* _Records provided_
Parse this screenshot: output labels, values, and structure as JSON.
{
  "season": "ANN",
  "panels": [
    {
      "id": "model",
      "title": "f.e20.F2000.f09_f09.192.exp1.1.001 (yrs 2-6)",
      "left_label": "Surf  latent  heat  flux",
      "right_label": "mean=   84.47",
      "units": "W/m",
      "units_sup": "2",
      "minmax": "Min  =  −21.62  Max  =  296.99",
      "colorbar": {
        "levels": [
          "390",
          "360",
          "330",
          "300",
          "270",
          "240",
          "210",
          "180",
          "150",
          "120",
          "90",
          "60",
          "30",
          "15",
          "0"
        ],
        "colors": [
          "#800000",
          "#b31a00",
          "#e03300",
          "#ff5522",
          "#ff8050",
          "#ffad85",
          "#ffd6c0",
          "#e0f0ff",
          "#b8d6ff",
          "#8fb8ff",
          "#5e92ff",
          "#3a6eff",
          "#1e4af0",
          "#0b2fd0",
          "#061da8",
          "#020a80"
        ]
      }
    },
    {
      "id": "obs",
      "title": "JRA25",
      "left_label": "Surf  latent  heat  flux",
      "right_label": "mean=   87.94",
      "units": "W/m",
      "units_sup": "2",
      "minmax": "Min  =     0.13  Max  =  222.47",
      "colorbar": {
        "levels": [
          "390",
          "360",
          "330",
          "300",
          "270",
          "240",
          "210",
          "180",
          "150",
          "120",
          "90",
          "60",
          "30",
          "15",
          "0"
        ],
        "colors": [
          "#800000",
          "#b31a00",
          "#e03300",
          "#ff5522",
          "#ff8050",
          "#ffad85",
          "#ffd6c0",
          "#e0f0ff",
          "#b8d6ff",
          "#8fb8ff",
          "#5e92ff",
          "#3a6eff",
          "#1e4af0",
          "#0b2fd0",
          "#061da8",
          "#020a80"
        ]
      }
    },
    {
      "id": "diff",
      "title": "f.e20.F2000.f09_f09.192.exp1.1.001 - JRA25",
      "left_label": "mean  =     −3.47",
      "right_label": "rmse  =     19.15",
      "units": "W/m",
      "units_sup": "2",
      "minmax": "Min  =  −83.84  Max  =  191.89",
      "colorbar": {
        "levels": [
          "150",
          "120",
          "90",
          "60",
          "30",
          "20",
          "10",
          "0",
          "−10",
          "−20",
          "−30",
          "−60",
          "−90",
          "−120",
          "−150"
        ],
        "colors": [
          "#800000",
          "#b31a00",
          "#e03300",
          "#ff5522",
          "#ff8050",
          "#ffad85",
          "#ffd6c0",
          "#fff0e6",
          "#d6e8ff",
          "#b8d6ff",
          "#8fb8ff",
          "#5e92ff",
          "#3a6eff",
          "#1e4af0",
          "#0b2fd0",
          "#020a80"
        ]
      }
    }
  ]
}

* _Stated exercise_
Output the full listing exactly as it stands.

* _Solution to the problem_
Parse this screenshot: output labels, values, and structure as JSON.
{
  "season": "ANN",
  "panels": [
    {
      "id": "model",
      "title": "f.e20.F2000.f09_f09.192.exp1.1.001 (yrs 2-6)",
      "left_label": "Surf  latent  heat  flux",
      "right_label": "mean=   84.47",
      "units": "W/m",
      "units_sup": "2",
      "minmax": "Min  =  −21.62  Max  =  296.99",
      "colorbar": {
        "levels": [
          "390",
          "360",
          "330",
          "300",
          "270",
          "240",
          "210",
          "180",
          "150",
          "120",
          "90",
          "60",
          "30",
          "15",
          "0"
        ],
        "colors": [
          "#800000",
          "#b31a00",
          "#e03300",
          "#ff5522",
          "#ff8050",
          "#ffad85",
          "#ffd6c0",
          "#e0f0ff",
          "#b8d6ff",
          "#8fb8ff",
          "#5e92ff",
          "#3a6eff",
          "#1e4af0",
          "#0b2fd0",
          "#061da8",
          "#020a80"
        ]
      }
    },
    {
      "id": "obs",
      "title": "JRA25",
      "left_label": "Surf  latent  heat  flux",
      "right_label": "mean=   87.94",
      "units": "W/m",
      "units_sup": "2",
      "minmax": "Min  =     0.13  Max  =  222.47",
      "colorbar": {
        "levels": [
          "390",
          "360",
          "330",
          "300",
          "270",
          "240",
          "210",
          "180",
          "150",
          "120",
          "90",
          "60",
          "30",
          "15",
          "0"
        ],
        "colors": [
          "#800000",
          "#b31a00",
          "#e03300",
          "#ff5522",
          "#ff8050",
          "#ffad85",
          "#ffd6c0",
          "#e0f0ff",
          "#b8d6ff",
          "#8fb8ff",
          "#5e92ff",
          "#3a6eff",
          "#1e4af0",
          "#0b2fd0",
          "#061da8",
          "#020a80"
        ]
      }
    },
    {
      "id": "diff",
      "title": "f.e20.F2000.f09_f09.192.exp1.1.001 - JRA25",
      "left_label": "mean  =     −3.47",
      "right_label": "rmse  =     19.15",
      "units": "W/m",
      "units_sup": "2",
      "minmax": "Min  =  −83.84  Max  =  191.89",
      "colorbar": {
        "levels": [
          "150",
          "120",
          "90",
          "60",
          "30",
          "20",
          "10",
          "0",
          "−10",
          "−20",
          "−30",
          "−60",
          "−90",
          "−120",
          "−150"
        ],
        "colors": [
          "#800000",
          "#b31a00",
          "#e03300",
          "#ff5522",
          "#ff8050",
          "#ffad85",
          "#ffd6c0",
          "#fff0e6",
          "#d6e8ff",
          "#b8d6ff",
          "#8fb8ff",
          "#5e92ff",
          "#3a6eff",
          "#1e4af0",
          "#0b2fd0",
          "#020a80"
        ]
      }
    }
  ]
}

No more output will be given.